> [Input material]
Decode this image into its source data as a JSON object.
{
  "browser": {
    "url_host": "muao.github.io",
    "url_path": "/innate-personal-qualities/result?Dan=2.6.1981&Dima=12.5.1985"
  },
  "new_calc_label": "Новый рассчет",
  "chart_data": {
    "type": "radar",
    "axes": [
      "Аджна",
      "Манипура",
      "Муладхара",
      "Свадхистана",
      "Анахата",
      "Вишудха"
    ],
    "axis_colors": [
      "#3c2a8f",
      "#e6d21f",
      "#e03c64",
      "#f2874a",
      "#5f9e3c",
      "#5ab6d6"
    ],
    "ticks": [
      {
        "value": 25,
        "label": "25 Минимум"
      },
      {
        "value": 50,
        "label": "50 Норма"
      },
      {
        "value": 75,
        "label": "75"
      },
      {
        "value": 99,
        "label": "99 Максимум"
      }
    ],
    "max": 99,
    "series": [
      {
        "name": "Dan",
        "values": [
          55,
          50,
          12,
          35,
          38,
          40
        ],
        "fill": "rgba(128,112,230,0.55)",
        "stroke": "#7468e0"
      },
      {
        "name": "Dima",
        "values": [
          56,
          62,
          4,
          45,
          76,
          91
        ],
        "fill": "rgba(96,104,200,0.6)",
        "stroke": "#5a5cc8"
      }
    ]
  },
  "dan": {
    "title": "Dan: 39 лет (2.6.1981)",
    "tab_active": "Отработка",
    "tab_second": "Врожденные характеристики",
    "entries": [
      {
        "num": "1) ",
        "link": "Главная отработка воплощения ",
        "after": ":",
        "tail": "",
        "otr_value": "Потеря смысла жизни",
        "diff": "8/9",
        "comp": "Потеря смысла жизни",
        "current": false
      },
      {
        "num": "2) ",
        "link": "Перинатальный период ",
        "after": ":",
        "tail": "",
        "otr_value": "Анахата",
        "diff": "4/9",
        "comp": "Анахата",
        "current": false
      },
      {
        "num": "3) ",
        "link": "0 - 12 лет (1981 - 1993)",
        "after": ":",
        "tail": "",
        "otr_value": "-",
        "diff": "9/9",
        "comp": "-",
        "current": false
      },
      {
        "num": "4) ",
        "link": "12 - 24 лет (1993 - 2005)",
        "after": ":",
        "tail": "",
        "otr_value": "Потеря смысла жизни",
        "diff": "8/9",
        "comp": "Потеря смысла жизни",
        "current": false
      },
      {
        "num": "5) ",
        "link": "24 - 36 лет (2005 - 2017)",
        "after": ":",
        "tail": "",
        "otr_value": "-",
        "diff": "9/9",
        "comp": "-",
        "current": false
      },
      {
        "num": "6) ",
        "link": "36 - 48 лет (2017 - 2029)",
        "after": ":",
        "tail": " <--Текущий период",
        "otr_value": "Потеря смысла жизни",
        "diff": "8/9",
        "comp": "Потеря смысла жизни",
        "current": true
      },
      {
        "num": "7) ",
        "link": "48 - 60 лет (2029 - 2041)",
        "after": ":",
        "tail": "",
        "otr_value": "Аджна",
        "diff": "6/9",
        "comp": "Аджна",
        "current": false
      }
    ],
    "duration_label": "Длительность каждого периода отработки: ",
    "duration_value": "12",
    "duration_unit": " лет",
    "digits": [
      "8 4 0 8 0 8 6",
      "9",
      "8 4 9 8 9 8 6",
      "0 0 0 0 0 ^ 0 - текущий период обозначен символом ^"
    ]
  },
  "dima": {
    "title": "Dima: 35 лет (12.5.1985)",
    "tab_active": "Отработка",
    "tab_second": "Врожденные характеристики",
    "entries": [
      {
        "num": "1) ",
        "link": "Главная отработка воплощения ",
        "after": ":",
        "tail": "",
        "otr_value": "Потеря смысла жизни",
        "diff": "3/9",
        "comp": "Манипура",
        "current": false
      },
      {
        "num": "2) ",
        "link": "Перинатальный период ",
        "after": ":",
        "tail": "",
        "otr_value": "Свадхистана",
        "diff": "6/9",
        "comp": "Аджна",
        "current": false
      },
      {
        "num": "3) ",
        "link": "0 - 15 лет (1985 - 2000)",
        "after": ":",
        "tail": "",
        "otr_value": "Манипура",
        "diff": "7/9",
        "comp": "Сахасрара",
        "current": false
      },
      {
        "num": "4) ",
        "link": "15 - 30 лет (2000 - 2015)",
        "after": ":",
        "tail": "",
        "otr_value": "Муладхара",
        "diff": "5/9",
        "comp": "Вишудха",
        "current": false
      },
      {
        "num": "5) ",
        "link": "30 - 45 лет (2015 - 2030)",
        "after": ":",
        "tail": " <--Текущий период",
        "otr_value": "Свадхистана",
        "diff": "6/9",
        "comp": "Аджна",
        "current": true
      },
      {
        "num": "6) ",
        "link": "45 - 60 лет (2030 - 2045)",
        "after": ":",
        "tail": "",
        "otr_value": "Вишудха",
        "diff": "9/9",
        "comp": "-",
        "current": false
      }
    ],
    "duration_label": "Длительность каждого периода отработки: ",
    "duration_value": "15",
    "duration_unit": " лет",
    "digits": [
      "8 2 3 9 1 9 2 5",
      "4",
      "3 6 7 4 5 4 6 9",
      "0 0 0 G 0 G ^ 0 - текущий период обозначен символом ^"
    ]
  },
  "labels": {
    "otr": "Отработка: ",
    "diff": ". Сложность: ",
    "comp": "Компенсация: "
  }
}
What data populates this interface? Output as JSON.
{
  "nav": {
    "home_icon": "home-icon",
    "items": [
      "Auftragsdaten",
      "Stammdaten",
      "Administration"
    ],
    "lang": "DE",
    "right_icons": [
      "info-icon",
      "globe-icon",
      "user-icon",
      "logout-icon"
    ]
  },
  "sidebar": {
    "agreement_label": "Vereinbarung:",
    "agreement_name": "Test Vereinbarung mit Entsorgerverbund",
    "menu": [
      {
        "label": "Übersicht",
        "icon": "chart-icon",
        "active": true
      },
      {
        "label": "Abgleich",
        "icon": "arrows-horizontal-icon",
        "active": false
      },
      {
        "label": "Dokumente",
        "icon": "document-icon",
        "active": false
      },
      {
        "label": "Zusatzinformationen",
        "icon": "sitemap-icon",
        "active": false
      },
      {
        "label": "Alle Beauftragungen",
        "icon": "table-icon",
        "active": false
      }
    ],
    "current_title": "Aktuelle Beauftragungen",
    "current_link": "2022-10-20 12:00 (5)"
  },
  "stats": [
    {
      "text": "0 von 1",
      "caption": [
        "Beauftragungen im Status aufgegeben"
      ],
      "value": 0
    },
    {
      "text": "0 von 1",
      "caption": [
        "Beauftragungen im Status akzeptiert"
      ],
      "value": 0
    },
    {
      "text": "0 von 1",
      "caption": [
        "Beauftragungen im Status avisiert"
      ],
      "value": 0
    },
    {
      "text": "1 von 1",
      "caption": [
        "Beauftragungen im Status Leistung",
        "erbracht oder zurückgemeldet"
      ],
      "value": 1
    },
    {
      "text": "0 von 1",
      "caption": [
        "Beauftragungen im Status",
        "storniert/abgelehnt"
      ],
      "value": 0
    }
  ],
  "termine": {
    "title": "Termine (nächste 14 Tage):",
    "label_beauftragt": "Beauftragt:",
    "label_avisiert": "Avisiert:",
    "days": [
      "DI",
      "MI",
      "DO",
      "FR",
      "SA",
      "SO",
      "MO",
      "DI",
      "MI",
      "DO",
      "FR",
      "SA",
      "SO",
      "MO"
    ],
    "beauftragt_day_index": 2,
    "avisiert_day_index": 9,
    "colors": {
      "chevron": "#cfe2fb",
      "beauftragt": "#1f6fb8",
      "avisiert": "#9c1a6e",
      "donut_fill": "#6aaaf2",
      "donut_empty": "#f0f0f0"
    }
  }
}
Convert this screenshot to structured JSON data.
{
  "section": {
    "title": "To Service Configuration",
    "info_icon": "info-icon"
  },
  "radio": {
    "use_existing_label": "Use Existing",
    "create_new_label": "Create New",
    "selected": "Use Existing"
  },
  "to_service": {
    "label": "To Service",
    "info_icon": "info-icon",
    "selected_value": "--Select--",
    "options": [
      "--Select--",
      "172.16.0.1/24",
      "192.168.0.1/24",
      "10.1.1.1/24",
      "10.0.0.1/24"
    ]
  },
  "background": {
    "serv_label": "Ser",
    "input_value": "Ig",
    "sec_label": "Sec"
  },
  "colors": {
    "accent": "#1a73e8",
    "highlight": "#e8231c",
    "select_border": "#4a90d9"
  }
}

> [Objective] Extract, verbatim, the lines from the one containing "Convert this screenshot" through the last line of the listing above.

> [Exercise solution]
Convert this screenshot to structured JSON data.
{
  "section": {
    "title": "To Service Configuration",
    "info_icon": "info-icon"
  },
  "radio": {
    "use_existing_label": "Use Existing",
    "create_new_label": "Create New",
    "selected": "Use Existing"
  },
  "to_service": {
    "label": "To Service",
    "info_icon": "info-icon",
    "selected_value": "--Select--",
    "options": [
      "--Select--",
      "172.16.0.1/24",
      "192.168.0.1/24",
      "10.1.1.1/24",
      "10.0.0.1/24"
    ]
  },
  "background": {
    "serv_label": "Ser",
    "input_value": "Ig",
    "sec_label": "Sec"
  },
  "colors": {
    "accent": "#1a73e8",
    "highlight": "#e8231c",
    "select_border": "#4a90d9"
  }
}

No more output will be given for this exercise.